Data entries
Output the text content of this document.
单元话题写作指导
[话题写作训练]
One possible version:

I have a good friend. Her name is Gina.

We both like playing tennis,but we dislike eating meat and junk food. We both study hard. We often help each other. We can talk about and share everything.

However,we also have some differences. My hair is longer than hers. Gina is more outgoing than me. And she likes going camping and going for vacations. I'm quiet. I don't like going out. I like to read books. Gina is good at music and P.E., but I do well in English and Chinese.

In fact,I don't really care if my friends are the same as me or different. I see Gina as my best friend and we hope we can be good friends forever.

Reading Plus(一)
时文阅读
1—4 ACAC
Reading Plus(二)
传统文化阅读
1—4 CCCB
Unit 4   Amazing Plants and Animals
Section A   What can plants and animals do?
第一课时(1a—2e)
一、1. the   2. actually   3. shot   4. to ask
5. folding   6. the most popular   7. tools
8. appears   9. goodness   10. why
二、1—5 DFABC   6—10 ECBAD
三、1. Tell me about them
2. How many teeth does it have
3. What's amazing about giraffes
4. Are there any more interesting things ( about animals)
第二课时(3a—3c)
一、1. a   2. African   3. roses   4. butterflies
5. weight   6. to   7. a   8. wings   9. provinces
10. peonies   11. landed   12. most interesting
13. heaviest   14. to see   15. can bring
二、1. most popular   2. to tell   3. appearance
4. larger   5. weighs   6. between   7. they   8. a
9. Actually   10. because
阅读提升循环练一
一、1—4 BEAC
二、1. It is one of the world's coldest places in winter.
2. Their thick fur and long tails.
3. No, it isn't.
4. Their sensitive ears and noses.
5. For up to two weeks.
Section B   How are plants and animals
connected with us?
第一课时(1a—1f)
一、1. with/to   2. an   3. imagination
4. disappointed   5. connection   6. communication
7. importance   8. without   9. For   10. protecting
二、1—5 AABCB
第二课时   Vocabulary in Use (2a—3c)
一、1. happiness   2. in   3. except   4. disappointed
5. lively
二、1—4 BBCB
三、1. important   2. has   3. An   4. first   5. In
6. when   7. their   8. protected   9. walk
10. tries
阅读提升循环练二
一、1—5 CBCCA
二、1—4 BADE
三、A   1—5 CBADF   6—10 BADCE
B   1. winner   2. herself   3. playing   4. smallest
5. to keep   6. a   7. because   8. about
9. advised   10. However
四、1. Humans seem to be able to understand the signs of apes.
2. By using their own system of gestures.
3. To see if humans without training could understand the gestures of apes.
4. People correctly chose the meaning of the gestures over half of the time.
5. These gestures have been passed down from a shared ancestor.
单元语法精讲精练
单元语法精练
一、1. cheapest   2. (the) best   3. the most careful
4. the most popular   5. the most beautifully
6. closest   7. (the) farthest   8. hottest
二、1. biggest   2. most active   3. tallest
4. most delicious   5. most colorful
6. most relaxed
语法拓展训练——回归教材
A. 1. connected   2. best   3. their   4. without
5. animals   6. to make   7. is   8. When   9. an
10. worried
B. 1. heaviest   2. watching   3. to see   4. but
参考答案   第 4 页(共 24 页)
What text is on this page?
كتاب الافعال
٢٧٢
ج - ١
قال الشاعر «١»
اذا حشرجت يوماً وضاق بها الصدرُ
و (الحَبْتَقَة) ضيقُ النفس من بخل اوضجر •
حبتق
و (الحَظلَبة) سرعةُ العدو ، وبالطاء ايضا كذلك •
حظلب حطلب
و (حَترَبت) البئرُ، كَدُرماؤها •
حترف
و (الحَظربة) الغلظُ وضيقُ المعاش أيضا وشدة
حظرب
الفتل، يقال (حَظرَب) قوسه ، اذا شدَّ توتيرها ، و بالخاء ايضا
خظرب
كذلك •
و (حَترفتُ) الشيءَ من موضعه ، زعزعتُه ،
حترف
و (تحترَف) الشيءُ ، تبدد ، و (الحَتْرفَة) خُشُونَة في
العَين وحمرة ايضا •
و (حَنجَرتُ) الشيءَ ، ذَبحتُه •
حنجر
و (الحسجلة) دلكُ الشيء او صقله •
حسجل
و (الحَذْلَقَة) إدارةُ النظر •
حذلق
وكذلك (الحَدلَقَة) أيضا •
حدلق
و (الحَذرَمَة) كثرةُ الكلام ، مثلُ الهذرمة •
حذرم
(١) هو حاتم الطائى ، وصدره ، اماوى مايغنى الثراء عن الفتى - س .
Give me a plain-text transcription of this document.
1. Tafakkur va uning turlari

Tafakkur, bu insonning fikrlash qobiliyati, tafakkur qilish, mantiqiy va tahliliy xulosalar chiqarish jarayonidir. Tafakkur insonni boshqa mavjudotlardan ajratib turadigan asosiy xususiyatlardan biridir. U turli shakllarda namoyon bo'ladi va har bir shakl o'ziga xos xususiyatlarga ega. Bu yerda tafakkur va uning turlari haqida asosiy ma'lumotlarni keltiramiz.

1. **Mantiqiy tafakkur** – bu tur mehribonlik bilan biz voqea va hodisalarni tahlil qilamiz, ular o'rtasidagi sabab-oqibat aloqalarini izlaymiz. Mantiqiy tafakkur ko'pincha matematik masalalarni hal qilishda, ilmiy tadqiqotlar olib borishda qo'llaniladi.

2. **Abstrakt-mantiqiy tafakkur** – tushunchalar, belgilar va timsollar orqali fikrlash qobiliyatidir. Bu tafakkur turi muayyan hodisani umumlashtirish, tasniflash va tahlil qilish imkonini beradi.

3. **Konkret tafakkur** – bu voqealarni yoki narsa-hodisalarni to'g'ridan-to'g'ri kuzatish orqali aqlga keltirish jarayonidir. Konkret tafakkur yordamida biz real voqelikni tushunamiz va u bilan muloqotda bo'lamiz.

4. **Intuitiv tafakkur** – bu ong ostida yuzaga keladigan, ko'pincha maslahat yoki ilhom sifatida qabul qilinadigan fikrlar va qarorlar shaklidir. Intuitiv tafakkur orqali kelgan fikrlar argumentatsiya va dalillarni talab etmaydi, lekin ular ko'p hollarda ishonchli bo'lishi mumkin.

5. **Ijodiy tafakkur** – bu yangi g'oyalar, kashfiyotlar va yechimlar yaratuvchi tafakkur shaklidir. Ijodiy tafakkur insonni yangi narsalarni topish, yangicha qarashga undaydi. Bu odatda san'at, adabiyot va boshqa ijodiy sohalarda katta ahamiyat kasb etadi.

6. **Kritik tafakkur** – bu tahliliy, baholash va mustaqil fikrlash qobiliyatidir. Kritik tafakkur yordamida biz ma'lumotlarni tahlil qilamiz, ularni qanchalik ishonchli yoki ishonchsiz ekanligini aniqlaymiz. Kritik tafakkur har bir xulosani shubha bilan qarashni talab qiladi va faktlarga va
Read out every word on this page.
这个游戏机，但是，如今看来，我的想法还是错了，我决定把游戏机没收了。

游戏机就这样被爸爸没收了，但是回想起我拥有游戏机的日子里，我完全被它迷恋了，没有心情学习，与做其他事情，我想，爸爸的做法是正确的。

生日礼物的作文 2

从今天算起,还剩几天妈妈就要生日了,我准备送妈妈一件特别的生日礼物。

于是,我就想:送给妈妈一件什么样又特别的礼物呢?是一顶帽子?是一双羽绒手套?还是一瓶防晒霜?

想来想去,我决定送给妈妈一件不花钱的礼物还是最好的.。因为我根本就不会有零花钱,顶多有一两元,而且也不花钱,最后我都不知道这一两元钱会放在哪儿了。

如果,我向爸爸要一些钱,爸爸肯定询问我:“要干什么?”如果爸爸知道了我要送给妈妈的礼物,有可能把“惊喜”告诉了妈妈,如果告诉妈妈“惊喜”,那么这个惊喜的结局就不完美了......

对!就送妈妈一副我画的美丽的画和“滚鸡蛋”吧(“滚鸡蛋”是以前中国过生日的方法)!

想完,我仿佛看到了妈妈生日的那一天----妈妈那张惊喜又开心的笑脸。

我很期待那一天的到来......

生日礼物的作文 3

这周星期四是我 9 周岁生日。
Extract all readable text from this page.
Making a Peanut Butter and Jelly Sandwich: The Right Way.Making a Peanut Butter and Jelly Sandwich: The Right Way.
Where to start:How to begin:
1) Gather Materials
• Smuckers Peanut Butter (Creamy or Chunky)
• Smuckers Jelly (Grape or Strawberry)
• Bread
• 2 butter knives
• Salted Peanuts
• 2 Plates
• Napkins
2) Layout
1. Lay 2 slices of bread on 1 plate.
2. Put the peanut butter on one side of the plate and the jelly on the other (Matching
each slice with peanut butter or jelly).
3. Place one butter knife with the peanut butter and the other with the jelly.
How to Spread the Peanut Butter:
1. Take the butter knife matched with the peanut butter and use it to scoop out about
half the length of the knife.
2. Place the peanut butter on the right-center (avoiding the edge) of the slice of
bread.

PROBLEM DESCRIPTION ▸ List all lines from the entries that include the word "qilamiz".

FINAL ANSWER ▸
1. **Mantiqiy tafakkur** – bu tur mehribonlik bilan biz voqea va hodisalarni tahlil qilamiz, ular o'rtasidagi sabab-oqibat aloqalarini izlaymiz. Mantiqiy tafakkur ko'pincha matematik masalalarni hal qilishda, ilmiy tadqiqotlar olib borishda qo'llaniladi.
6. **Kritik tafakkur** – bu tahliliy, baholash va mustaqil fikrlash qobiliyatidir. Kritik tafakkur yordamida biz ma'lumotlarni tahlil qilamiz, ularni qanchalik ishonchli yoki ishonchsiz ekanligini aniqlaymiz. Kritik tafakkur har bir xulosani shubha bilan qarashni talab qiladi va faktlarga va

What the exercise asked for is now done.